Directions for this task → Every line of the listing must be reproduced as it stands. Leave the images behind.

Given records →

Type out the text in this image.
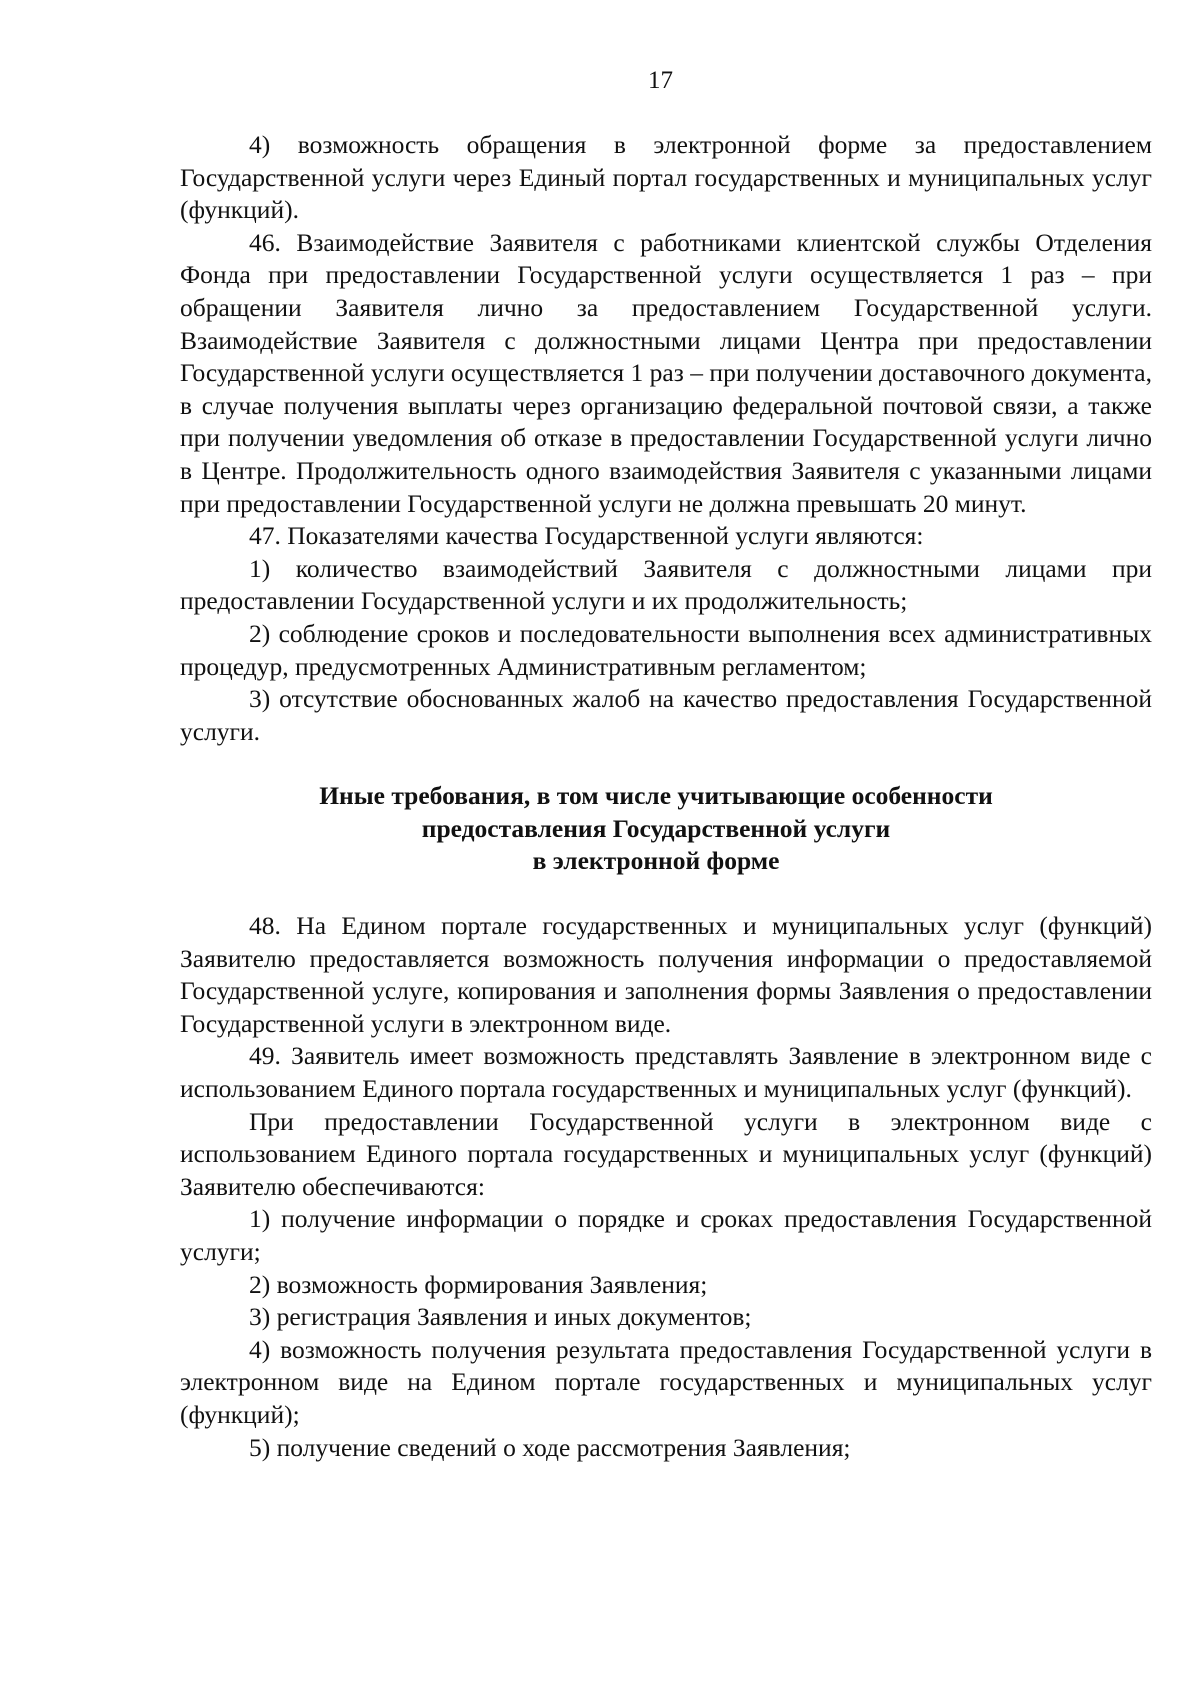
17

4) возможность обращения в электронной форме за предоставлением Государственной услуги через Единый портал государственных и муниципальных услуг (функций).

46. Взаимодействие Заявителя с работниками клиентской службы Отделения Фонда при предоставлении Государственной услуги осуществляется 1 раз – при обращении Заявителя лично за предоставлением Государственной услуги. Взаимодействие Заявителя с должностными лицами Центра при предоставлении Государственной услуги осуществляется 1 раз – при получении доставочного документа, в случае получения выплаты через организацию федеральной почтовой связи, а также при получении уведомления об отказе в предоставлении Государственной услуги лично в Центре. Продолжительность одного взаимодействия Заявителя с указанными лицами при предоставлении Государственной услуги не должна превышать 20 минут.

47. Показателями качества Государственной услуги являются:

1) количество взаимодействий Заявителя с должностными лицами при предоставлении Государственной услуги и их продолжительность;

2) соблюдение сроков и последовательности выполнения всех административных процедур, предусмотренных Административным регламентом;

3) отсутствие обоснованных жалоб на качество предоставления Государственной услуги.

Иные требования, в том числе учитывающие особенности
предоставления Государственной услуги
в электронной форме

48. На Едином портале государственных и муниципальных услуг (функций) Заявителю предоставляется возможность получения информации о предоставляемой Государственной услуге, копирования и заполнения формы Заявления о предоставлении Государственной услуги в электронном виде.

49. Заявитель имеет возможность представлять Заявление в электронном виде с использованием Единого портала государственных и муниципальных услуг (функций).

При предоставлении Государственной услуги в электронном виде с использованием Единого портала государственных и муниципальных услуг (функций) Заявителю обеспечиваются:

1) получение информации о порядке и сроках предоставления Государственной услуги;

2) возможность формирования Заявления;

3) регистрация Заявления и иных документов;

4) возможность получения результата предоставления Государственной услуги в электронном виде на Едином портале государственных и муниципальных услуг (функций);

5) получение сведений о ходе рассмотрения Заявления;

Exercise answer →
Type out the text in this image.
17

4) возможность обращения в электронной форме за предоставлением Государственной услуги через Единый портал государственных и муниципальных услуг (функций).

46. Взаимодействие Заявителя с работниками клиентской службы Отделения Фонда при предоставлении Государственной услуги осуществляется 1 раз – при обращении Заявителя лично за предоставлением Государственной услуги. Взаимодействие Заявителя с должностными лицами Центра при предоставлении Государственной услуги осуществляется 1 раз – при получении доставочного документа, в случае получения выплаты через организацию федеральной почтовой связи, а также при получении уведомления об отказе в предоставлении Государственной услуги лично в Центре. Продолжительность одного взаимодействия Заявителя с указанными лицами при предоставлении Государственной услуги не должна превышать 20 минут.

47. Показателями качества Государственной услуги являются:

1) количество взаимодействий Заявителя с должностными лицами при предоставлении Государственной услуги и их продолжительность;

2) соблюдение сроков и последовательности выполнения всех административных процедур, предусмотренных Административным регламентом;

3) отсутствие обоснованных жалоб на качество предоставления Государственной услуги.

Иные требования, в том числе учитывающие особенности
предоставления Государственной услуги
в электронной форме

48. На Едином портале государственных и муниципальных услуг (функций) Заявителю предоставляется возможность получения информации о предоставляемой Государственной услуге, копирования и заполнения формы Заявления о предоставлении Государственной услуги в электронном виде.

49. Заявитель имеет возможность представлять Заявление в электронном виде с использованием Единого портала государственных и муниципальных услуг (функций).

При предоставлении Государственной услуги в электронном виде с использованием Единого портала государственных и муниципальных услуг (функций) Заявителю обеспечиваются:

1) получение информации о порядке и сроках предоставления Государственной услуги;

2) возможность формирования Заявления;

3) регистрация Заявления и иных документов;

4) возможность получения результата предоставления Государственной услуги в электронном виде на Едином портале государственных и муниципальных услуг (функций);

5) получение сведений о ходе рассмотрения Заявления;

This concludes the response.